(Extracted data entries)
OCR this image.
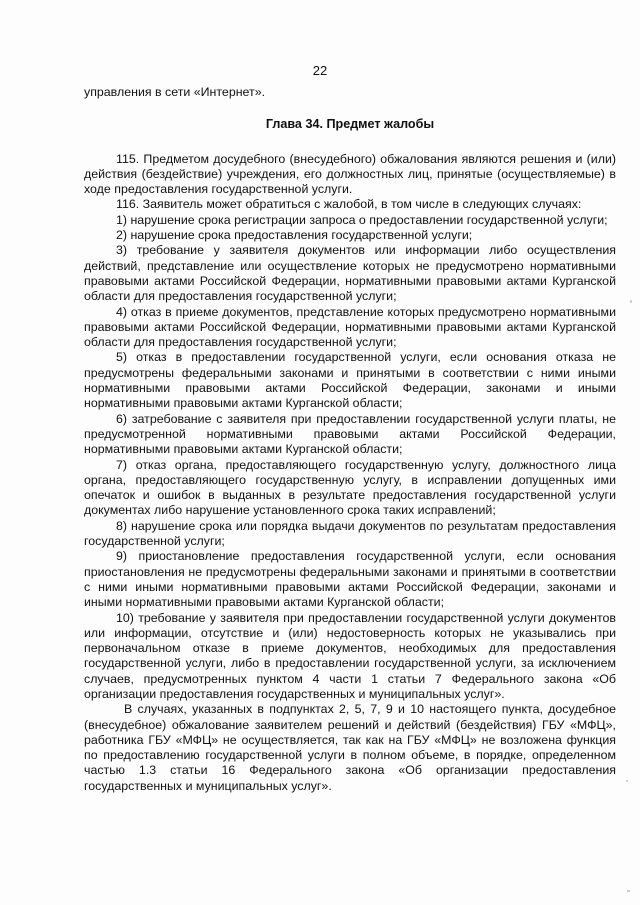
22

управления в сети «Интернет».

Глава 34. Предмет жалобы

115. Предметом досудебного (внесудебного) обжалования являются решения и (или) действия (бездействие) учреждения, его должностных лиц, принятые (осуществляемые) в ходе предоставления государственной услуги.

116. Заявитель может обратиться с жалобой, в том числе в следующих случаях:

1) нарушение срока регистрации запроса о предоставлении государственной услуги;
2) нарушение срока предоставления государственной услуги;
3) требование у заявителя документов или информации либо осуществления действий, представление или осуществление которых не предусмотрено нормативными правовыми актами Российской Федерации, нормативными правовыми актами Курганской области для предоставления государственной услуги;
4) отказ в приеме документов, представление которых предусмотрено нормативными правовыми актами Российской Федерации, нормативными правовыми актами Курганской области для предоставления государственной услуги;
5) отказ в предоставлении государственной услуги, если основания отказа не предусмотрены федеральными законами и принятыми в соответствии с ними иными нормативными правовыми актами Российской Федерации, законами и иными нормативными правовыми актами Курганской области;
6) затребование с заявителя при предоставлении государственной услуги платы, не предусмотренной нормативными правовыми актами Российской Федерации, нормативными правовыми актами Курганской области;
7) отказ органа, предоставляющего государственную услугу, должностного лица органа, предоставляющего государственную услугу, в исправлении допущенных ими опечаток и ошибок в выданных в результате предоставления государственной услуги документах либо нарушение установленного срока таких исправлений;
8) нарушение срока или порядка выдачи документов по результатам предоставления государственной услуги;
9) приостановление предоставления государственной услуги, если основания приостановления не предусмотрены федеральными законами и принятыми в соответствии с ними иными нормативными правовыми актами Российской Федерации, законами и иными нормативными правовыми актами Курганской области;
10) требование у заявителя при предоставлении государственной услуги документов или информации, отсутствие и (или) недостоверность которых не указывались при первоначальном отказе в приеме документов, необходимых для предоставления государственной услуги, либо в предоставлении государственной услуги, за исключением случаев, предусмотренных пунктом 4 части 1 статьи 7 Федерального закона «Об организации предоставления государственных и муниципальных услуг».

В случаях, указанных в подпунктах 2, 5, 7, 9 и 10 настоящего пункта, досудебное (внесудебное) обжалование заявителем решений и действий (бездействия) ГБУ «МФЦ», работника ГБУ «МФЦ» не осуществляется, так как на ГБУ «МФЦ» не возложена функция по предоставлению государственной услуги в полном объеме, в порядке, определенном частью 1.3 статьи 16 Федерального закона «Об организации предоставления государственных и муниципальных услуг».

...

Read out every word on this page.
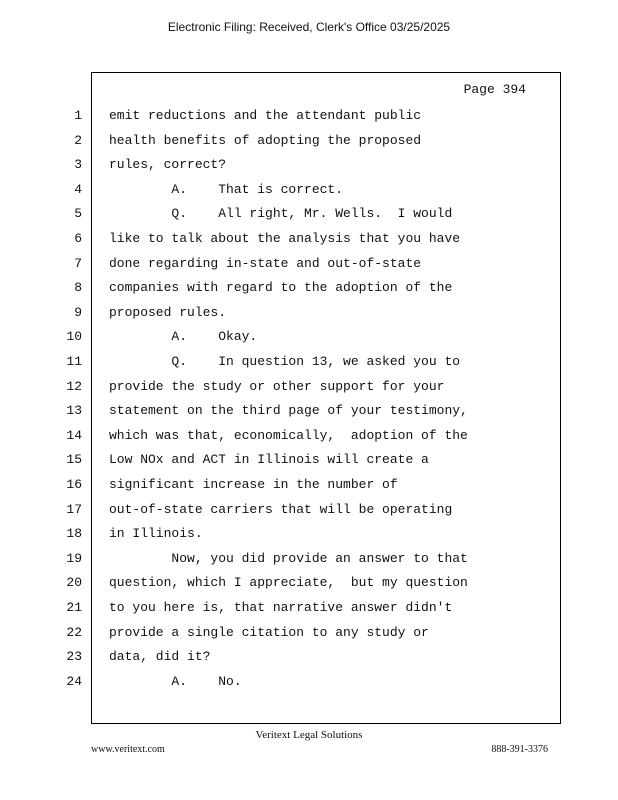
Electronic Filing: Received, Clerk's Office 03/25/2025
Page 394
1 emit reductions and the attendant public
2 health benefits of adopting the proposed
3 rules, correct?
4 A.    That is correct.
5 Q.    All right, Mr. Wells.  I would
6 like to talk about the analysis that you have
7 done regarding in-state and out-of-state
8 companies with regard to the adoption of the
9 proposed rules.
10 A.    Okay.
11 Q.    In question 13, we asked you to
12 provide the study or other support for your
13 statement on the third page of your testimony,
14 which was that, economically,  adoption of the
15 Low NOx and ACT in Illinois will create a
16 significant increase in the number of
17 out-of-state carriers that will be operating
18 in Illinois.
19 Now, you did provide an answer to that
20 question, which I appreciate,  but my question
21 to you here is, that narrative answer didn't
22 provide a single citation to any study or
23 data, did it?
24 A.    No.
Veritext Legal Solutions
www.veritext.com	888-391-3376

_EXERCISE_
Look through the material and copy each line that has "which".

_REPLY TO THE EXERCISE_
14 which was that, economically,  adoption of the
20 question, which I appreciate,  but my question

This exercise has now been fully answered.